**TASK DIRECTIONS:**
Please copy out every line of the material below, word for word.

(Layout dataset entries)
------

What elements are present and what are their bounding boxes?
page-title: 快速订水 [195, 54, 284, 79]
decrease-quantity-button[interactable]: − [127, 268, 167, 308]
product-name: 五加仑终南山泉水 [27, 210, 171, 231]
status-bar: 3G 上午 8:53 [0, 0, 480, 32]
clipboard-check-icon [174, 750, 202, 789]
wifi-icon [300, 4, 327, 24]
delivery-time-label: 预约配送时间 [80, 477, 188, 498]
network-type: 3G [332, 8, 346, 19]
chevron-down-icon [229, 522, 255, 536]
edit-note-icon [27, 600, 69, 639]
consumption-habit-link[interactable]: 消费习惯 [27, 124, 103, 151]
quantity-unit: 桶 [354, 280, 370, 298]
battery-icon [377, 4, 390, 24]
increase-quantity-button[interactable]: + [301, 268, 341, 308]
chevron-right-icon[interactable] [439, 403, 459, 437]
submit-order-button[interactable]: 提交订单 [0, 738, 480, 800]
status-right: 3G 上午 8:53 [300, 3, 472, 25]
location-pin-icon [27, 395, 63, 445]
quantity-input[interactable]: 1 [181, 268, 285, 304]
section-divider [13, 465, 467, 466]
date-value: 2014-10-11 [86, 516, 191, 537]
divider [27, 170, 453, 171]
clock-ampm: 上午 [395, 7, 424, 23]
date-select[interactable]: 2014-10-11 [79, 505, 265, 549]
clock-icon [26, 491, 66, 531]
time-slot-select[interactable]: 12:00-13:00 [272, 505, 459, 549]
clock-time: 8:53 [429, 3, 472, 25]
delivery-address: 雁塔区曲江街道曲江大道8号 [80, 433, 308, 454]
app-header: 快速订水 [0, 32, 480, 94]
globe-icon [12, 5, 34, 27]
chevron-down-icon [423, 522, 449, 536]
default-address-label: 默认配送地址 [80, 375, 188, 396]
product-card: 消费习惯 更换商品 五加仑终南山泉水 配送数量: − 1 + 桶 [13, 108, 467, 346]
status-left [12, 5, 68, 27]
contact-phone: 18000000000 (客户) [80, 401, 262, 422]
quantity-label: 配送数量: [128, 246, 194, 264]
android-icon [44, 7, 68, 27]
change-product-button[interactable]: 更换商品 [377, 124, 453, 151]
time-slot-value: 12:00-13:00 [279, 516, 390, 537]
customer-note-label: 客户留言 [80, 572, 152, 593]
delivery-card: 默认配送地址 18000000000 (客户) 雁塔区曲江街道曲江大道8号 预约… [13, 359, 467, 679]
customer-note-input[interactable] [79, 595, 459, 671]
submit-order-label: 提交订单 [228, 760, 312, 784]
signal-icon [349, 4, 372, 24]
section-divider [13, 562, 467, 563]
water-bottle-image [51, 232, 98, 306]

------

**RESULT OF THE EXERCISE:**
What elements are present and what are their bounding boxes?
page-title: 快速订水 [195, 54, 284, 79]
decrease-quantity-button[interactable]: − [127, 268, 167, 308]
product-name: 五加仑终南山泉水 [27, 210, 171, 231]
status-bar: 3G 上午 8:53 [0, 0, 480, 32]
clipboard-check-icon [174, 750, 202, 789]
wifi-icon [300, 4, 327, 24]
delivery-time-label: 预约配送时间 [80, 477, 188, 498]
network-type: 3G [332, 8, 346, 19]
chevron-down-icon [229, 522, 255, 536]
edit-note-icon [27, 600, 69, 639]
consumption-habit-link[interactable]: 消费习惯 [27, 124, 103, 151]
quantity-unit: 桶 [354, 280, 370, 298]
battery-icon [377, 4, 390, 24]
increase-quantity-button[interactable]: + [301, 268, 341, 308]
chevron-right-icon[interactable] [439, 403, 459, 437]
submit-order-button[interactable]: 提交订单 [0, 738, 480, 800]
status-right: 3G 上午 8:53 [300, 3, 472, 25]
location-pin-icon [27, 395, 63, 445]
quantity-input[interactable]: 1 [181, 268, 285, 304]
section-divider [13, 465, 467, 466]
date-value: 2014-10-11 [86, 516, 191, 537]
divider [27, 170, 453, 171]
clock-ampm: 上午 [395, 7, 424, 23]
date-select[interactable]: 2014-10-11 [79, 505, 265, 549]
clock-icon [26, 491, 66, 531]
time-slot-select[interactable]: 12:00-13:00 [272, 505, 459, 549]
clock-time: 8:53 [429, 3, 472, 25]
delivery-address: 雁塔区曲江街道曲江大道8号 [80, 433, 308, 454]
app-header: 快速订水 [0, 32, 480, 94]
globe-icon [12, 5, 34, 27]
chevron-down-icon [423, 522, 449, 536]
default-address-label: 默认配送地址 [80, 375, 188, 396]
product-card: 消费习惯 更换商品 五加仑终南山泉水 配送数量: − 1 + 桶 [13, 108, 467, 346]
status-left [12, 5, 68, 27]
contact-phone: 18000000000 (客户) [80, 401, 262, 422]
quantity-label: 配送数量: [128, 246, 194, 264]
android-icon [44, 7, 68, 27]
change-product-button[interactable]: 更换商品 [377, 124, 453, 151]
time-slot-value: 12:00-13:00 [279, 516, 390, 537]
customer-note-label: 客户留言 [80, 572, 152, 593]
delivery-card: 默认配送地址 18000000000 (客户) 雁塔区曲江街道曲江大道8号 预约… [13, 359, 467, 679]
customer-note-input[interactable] [79, 595, 459, 671]
submit-order-label: 提交订单 [228, 760, 312, 784]
signal-icon [349, 4, 372, 24]
section-divider [13, 562, 467, 563]
water-bottle-image [51, 232, 98, 306]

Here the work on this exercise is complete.